## Problem
Copy out all of the material, matching it word for word.

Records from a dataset
--- start ---
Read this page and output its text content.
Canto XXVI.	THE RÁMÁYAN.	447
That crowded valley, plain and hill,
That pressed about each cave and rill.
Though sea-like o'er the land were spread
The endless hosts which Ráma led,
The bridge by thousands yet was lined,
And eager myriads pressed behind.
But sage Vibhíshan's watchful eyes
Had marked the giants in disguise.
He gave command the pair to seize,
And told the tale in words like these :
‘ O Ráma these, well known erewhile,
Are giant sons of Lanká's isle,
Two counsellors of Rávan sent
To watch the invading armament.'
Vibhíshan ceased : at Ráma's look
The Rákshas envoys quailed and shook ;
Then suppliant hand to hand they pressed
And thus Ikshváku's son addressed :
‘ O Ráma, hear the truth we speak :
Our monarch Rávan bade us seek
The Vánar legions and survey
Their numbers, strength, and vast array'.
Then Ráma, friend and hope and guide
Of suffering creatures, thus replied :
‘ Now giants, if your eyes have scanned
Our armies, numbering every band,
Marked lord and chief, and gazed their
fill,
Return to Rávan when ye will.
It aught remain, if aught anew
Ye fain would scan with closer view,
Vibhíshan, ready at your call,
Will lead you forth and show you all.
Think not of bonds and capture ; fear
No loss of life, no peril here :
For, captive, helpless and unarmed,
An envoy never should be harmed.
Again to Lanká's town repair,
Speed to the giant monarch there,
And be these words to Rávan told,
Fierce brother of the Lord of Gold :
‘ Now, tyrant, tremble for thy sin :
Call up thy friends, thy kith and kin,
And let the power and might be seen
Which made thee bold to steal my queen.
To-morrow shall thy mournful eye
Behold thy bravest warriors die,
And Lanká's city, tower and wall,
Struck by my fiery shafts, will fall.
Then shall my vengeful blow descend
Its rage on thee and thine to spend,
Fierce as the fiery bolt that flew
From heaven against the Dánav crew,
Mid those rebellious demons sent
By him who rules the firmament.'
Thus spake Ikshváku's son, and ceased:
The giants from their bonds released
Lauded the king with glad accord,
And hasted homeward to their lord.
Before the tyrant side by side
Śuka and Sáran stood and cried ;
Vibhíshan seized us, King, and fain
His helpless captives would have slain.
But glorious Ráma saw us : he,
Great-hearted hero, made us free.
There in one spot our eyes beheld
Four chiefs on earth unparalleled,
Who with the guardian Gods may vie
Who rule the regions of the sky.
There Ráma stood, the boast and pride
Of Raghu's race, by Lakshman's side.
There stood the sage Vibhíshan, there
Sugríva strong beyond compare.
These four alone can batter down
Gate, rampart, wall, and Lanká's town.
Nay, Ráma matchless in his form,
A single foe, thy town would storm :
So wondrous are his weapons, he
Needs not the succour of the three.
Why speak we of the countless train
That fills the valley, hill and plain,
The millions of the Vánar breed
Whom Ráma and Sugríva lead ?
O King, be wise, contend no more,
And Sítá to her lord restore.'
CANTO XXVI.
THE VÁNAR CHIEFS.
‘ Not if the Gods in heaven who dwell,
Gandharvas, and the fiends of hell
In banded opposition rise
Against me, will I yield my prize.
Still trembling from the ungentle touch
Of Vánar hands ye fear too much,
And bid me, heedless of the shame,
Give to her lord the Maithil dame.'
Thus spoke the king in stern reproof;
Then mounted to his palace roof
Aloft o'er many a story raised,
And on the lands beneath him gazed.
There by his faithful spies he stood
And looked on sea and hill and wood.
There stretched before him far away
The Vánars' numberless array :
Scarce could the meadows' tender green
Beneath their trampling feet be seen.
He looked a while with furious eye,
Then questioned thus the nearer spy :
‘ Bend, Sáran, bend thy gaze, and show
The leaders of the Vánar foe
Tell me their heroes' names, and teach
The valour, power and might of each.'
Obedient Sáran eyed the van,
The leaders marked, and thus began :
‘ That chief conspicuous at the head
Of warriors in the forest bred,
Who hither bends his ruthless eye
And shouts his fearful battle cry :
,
--- end ---
## Final result
Read this page and output its text content.
Canto XXVI.	THE RÁMÁYAN.	447
That crowded valley, plain and hill,
That pressed about each cave and rill.
Though sea-like o'er the land were spread
The endless hosts which Ráma led,
The bridge by thousands yet was lined,
And eager myriads pressed behind.
But sage Vibhíshan's watchful eyes
Had marked the giants in disguise.
He gave command the pair to seize,
And told the tale in words like these :
‘ O Ráma these, well known erewhile,
Are giant sons of Lanká's isle,
Two counsellors of Rávan sent
To watch the invading armament.'
Vibhíshan ceased : at Ráma's look
The Rákshas envoys quailed and shook ;
Then suppliant hand to hand they pressed
And thus Ikshváku's son addressed :
‘ O Ráma, hear the truth we speak :
Our monarch Rávan bade us seek
The Vánar legions and survey
Their numbers, strength, and vast array'.
Then Ráma, friend and hope and guide
Of suffering creatures, thus replied :
‘ Now giants, if your eyes have scanned
Our armies, numbering every band,
Marked lord and chief, and gazed their
fill,
Return to Rávan when ye will.
It aught remain, if aught anew
Ye fain would scan with closer view,
Vibhíshan, ready at your call,
Will lead you forth and show you all.
Think not of bonds and capture ; fear
No loss of life, no peril here :
For, captive, helpless and unarmed,
An envoy never should be harmed.
Again to Lanká's town repair,
Speed to the giant monarch there,
And be these words to Rávan told,
Fierce brother of the Lord of Gold :
‘ Now, tyrant, tremble for thy sin :
Call up thy friends, thy kith and kin,
And let the power and might be seen
Which made thee bold to steal my queen.
To-morrow shall thy mournful eye
Behold thy bravest warriors die,
And Lanká's city, tower and wall,
Struck by my fiery shafts, will fall.
Then shall my vengeful blow descend
Its rage on thee and thine to spend,
Fierce as the fiery bolt that flew
From heaven against the Dánav crew,
Mid those rebellious demons sent
By him who rules the firmament.'
Thus spake Ikshváku's son, and ceased:
The giants from their bonds released
Lauded the king with glad accord,
And hasted homeward to their lord.
Before the tyrant side by side
Śuka and Sáran stood and cried ;
Vibhíshan seized us, King, and fain
His helpless captives would have slain.
But glorious Ráma saw us : he,
Great-hearted hero, made us free.
There in one spot our eyes beheld
Four chiefs on earth unparalleled,
Who with the guardian Gods may vie
Who rule the regions of the sky.
There Ráma stood, the boast and pride
Of Raghu's race, by Lakshman's side.
There stood the sage Vibhíshan, there
Sugríva strong beyond compare.
These four alone can batter down
Gate, rampart, wall, and Lanká's town.
Nay, Ráma matchless in his form,
A single foe, thy town would storm :
So wondrous are his weapons, he
Needs not the succour of the three.
Why speak we of the countless train
That fills the valley, hill and plain,
The millions of the Vánar breed
Whom Ráma and Sugríva lead ?
O King, be wise, contend no more,
And Sítá to her lord restore.'
CANTO XXVI.
THE VÁNAR CHIEFS.
‘ Not if the Gods in heaven who dwell,
Gandharvas, and the fiends of hell
In banded opposition rise
Against me, will I yield my prize.
Still trembling from the ungentle touch
Of Vánar hands ye fear too much,
And bid me, heedless of the shame,
Give to her lord the Maithil dame.'
Thus spoke the king in stern reproof;
Then mounted to his palace roof
Aloft o'er many a story raised,
And on the lands beneath him gazed.
There by his faithful spies he stood
And looked on sea and hill and wood.
There stretched before him far away
The Vánars' numberless array :
Scarce could the meadows' tender green
Beneath their trampling feet be seen.
He looked a while with furious eye,
Then questioned thus the nearer spy :
‘ Bend, Sáran, bend thy gaze, and show
The leaders of the Vánar foe
Tell me their heroes' names, and teach
The valour, power and might of each.'
Obedient Sáran eyed the van,
The leaders marked, and thus began :
‘ That chief conspicuous at the head
Of warriors in the forest bred,
Who hither bends his ruthless eye
And shouts his fearful battle cry :
,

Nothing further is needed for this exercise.